Task => Rewrite each of the records with "legend-label" changed to "legend-entry" everywhere and every other line left as is. Leave the pictures out of your answer.

## START

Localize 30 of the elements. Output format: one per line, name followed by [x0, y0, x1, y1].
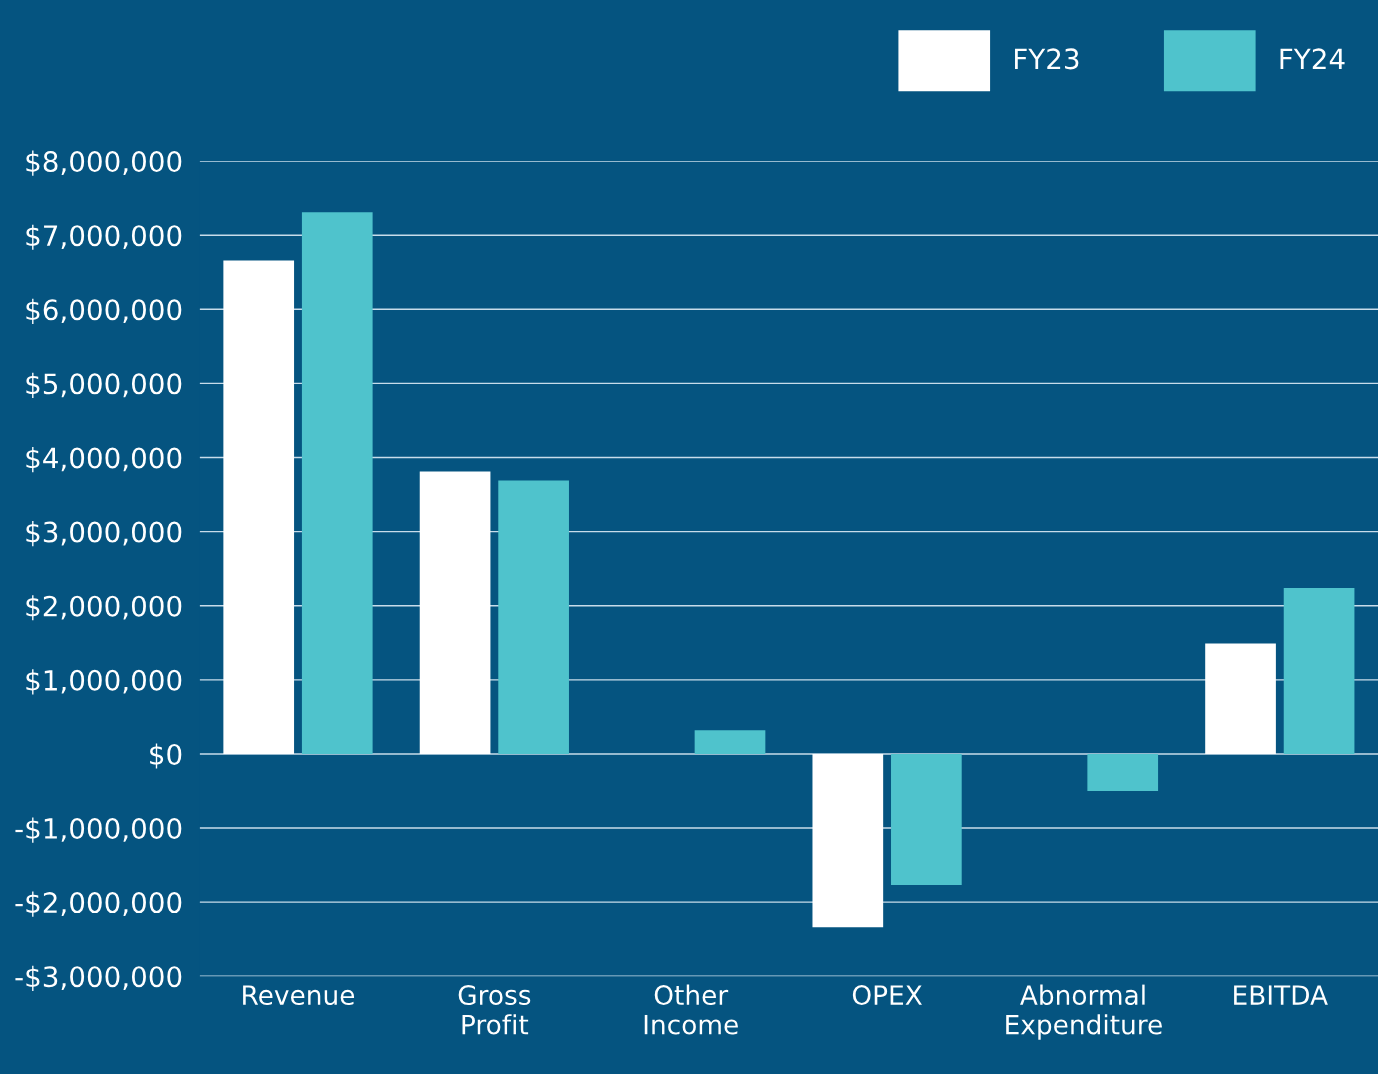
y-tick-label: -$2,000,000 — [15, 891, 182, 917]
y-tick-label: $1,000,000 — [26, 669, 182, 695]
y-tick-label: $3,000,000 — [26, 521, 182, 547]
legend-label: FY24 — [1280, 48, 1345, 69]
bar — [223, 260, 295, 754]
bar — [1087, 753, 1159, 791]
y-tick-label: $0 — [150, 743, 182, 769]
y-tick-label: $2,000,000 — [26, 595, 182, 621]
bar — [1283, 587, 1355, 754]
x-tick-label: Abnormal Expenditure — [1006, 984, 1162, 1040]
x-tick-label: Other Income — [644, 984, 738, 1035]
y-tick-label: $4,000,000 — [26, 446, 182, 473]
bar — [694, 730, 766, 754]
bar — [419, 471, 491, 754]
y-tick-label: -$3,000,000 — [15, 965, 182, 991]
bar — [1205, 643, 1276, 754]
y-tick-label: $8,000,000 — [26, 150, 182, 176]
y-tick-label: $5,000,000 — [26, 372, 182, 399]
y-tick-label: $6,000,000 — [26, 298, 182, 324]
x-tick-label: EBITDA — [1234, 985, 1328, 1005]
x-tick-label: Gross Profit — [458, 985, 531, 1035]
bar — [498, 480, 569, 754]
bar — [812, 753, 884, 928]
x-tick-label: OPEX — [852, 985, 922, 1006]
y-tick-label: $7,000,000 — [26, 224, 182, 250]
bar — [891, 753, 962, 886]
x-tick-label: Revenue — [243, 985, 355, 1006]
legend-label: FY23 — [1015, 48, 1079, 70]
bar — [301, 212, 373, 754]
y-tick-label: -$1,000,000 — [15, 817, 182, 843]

## END

Output for this exercise =>
Localize 30 of the elements. Output format: one per line, name followed by [x0, y0, x1, y1].
y-tick-label: -$2,000,000 — [15, 891, 182, 917]
y-tick-label: $1,000,000 — [26, 669, 182, 695]
y-tick-label: $3,000,000 — [26, 521, 182, 547]
legend-entry: FY24 — [1280, 48, 1345, 69]
bar — [223, 260, 295, 754]
bar — [1087, 753, 1159, 791]
y-tick-label: $0 — [150, 743, 182, 769]
y-tick-label: $2,000,000 — [26, 595, 182, 621]
bar — [1283, 587, 1355, 754]
x-tick-label: Abnormal Expenditure — [1006, 984, 1162, 1040]
x-tick-label: Other Income — [644, 984, 738, 1035]
y-tick-label: $4,000,000 — [26, 446, 182, 473]
bar — [694, 730, 766, 754]
bar — [419, 471, 491, 754]
y-tick-label: -$3,000,000 — [15, 965, 182, 991]
bar — [1205, 643, 1276, 754]
y-tick-label: $8,000,000 — [26, 150, 182, 176]
y-tick-label: $5,000,000 — [26, 372, 182, 399]
y-tick-label: $6,000,000 — [26, 298, 182, 324]
x-tick-label: EBITDA — [1234, 985, 1328, 1005]
x-tick-label: Gross Profit — [458, 985, 531, 1035]
bar — [498, 480, 569, 754]
bar — [812, 753, 884, 928]
x-tick-label: OPEX — [852, 985, 922, 1006]
y-tick-label: $7,000,000 — [26, 224, 182, 250]
bar — [891, 753, 962, 886]
x-tick-label: Revenue — [243, 985, 355, 1006]
legend-entry: FY23 — [1015, 48, 1079, 70]
bar — [301, 212, 373, 754]
y-tick-label: -$1,000,000 — [15, 817, 182, 843]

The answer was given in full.